Data lines »
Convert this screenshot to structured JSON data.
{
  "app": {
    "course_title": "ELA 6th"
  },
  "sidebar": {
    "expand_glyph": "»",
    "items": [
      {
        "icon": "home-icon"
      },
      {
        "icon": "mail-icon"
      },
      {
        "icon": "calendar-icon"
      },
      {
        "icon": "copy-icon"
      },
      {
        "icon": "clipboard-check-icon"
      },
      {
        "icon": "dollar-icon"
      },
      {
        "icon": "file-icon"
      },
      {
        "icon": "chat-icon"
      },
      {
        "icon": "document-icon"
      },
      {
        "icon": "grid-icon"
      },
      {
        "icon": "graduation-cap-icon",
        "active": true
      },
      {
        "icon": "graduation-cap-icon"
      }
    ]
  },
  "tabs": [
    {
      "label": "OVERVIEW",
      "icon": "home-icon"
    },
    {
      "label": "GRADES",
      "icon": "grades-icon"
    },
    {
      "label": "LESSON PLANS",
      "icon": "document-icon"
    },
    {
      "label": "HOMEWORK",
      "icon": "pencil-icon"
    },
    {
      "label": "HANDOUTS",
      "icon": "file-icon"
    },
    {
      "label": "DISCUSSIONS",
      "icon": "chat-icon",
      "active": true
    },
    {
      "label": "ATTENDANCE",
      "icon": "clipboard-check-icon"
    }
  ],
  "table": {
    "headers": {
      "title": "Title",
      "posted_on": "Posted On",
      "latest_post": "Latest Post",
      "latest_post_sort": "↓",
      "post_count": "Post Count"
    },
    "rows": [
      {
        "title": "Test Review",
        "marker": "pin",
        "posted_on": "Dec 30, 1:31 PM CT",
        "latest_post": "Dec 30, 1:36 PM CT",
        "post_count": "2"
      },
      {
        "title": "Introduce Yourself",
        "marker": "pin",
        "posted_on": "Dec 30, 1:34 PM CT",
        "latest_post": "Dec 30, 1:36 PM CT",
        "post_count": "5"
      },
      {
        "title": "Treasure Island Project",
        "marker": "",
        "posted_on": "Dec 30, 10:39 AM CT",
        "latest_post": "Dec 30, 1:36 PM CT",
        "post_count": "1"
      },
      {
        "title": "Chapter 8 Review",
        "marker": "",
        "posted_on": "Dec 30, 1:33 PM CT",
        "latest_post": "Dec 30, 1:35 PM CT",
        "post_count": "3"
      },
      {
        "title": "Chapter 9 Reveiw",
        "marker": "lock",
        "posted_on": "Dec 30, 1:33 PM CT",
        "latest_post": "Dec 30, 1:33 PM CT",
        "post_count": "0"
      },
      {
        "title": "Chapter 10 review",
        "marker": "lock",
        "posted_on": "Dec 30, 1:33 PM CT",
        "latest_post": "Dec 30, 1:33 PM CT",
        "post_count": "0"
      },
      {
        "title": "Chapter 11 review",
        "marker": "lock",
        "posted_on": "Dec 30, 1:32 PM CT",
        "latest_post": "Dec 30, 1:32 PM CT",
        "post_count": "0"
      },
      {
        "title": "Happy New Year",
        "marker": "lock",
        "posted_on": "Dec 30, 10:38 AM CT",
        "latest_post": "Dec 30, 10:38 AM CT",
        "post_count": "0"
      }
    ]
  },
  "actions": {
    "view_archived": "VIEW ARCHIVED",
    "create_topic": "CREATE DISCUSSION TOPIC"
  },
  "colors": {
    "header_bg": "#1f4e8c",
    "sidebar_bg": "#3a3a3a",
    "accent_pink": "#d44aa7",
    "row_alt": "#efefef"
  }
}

Direction » Return the entries in full, keeping every line exactly as it is.

Solution below »
Convert this screenshot to structured JSON data.
{
  "app": {
    "course_title": "ELA 6th"
  },
  "sidebar": {
    "expand_glyph": "»",
    "items": [
      {
        "icon": "home-icon"
      },
      {
        "icon": "mail-icon"
      },
      {
        "icon": "calendar-icon"
      },
      {
        "icon": "copy-icon"
      },
      {
        "icon": "clipboard-check-icon"
      },
      {
        "icon": "dollar-icon"
      },
      {
        "icon": "file-icon"
      },
      {
        "icon": "chat-icon"
      },
      {
        "icon": "document-icon"
      },
      {
        "icon": "grid-icon"
      },
      {
        "icon": "graduation-cap-icon",
        "active": true
      },
      {
        "icon": "graduation-cap-icon"
      }
    ]
  },
  "tabs": [
    {
      "label": "OVERVIEW",
      "icon": "home-icon"
    },
    {
      "label": "GRADES",
      "icon": "grades-icon"
    },
    {
      "label": "LESSON PLANS",
      "icon": "document-icon"
    },
    {
      "label": "HOMEWORK",
      "icon": "pencil-icon"
    },
    {
      "label": "HANDOUTS",
      "icon": "file-icon"
    },
    {
      "label": "DISCUSSIONS",
      "icon": "chat-icon",
      "active": true
    },
    {
      "label": "ATTENDANCE",
      "icon": "clipboard-check-icon"
    }
  ],
  "table": {
    "headers": {
      "title": "Title",
      "posted_on": "Posted On",
      "latest_post": "Latest Post",
      "latest_post_sort": "↓",
      "post_count": "Post Count"
    },
    "rows": [
      {
        "title": "Test Review",
        "marker": "pin",
        "posted_on": "Dec 30, 1:31 PM CT",
        "latest_post": "Dec 30, 1:36 PM CT",
        "post_count": "2"
      },
      {
        "title": "Introduce Yourself",
        "marker": "pin",
        "posted_on": "Dec 30, 1:34 PM CT",
        "latest_post": "Dec 30, 1:36 PM CT",
        "post_count": "5"
      },
      {
        "title": "Treasure Island Project",
        "marker": "",
        "posted_on": "Dec 30, 10:39 AM CT",
        "latest_post": "Dec 30, 1:36 PM CT",
        "post_count": "1"
      },
      {
        "title": "Chapter 8 Review",
        "marker": "",
        "posted_on": "Dec 30, 1:33 PM CT",
        "latest_post": "Dec 30, 1:35 PM CT",
        "post_count": "3"
      },
      {
        "title": "Chapter 9 Reveiw",
        "marker": "lock",
        "posted_on": "Dec 30, 1:33 PM CT",
        "latest_post": "Dec 30, 1:33 PM CT",
        "post_count": "0"
      },
      {
        "title": "Chapter 10 review",
        "marker": "lock",
        "posted_on": "Dec 30, 1:33 PM CT",
        "latest_post": "Dec 30, 1:33 PM CT",
        "post_count": "0"
      },
      {
        "title": "Chapter 11 review",
        "marker": "lock",
        "posted_on": "Dec 30, 1:32 PM CT",
        "latest_post": "Dec 30, 1:32 PM CT",
        "post_count": "0"
      },
      {
        "title": "Happy New Year",
        "marker": "lock",
        "posted_on": "Dec 30, 10:38 AM CT",
        "latest_post": "Dec 30, 10:38 AM CT",
        "post_count": "0"
      }
    ]
  },
  "actions": {
    "view_archived": "VIEW ARCHIVED",
    "create_topic": "CREATE DISCUSSION TOPIC"
  },
  "colors": {
    "header_bg": "#1f4e8c",
    "sidebar_bg": "#3a3a3a",
    "accent_pink": "#d44aa7",
    "row_alt": "#efefef"
  }
}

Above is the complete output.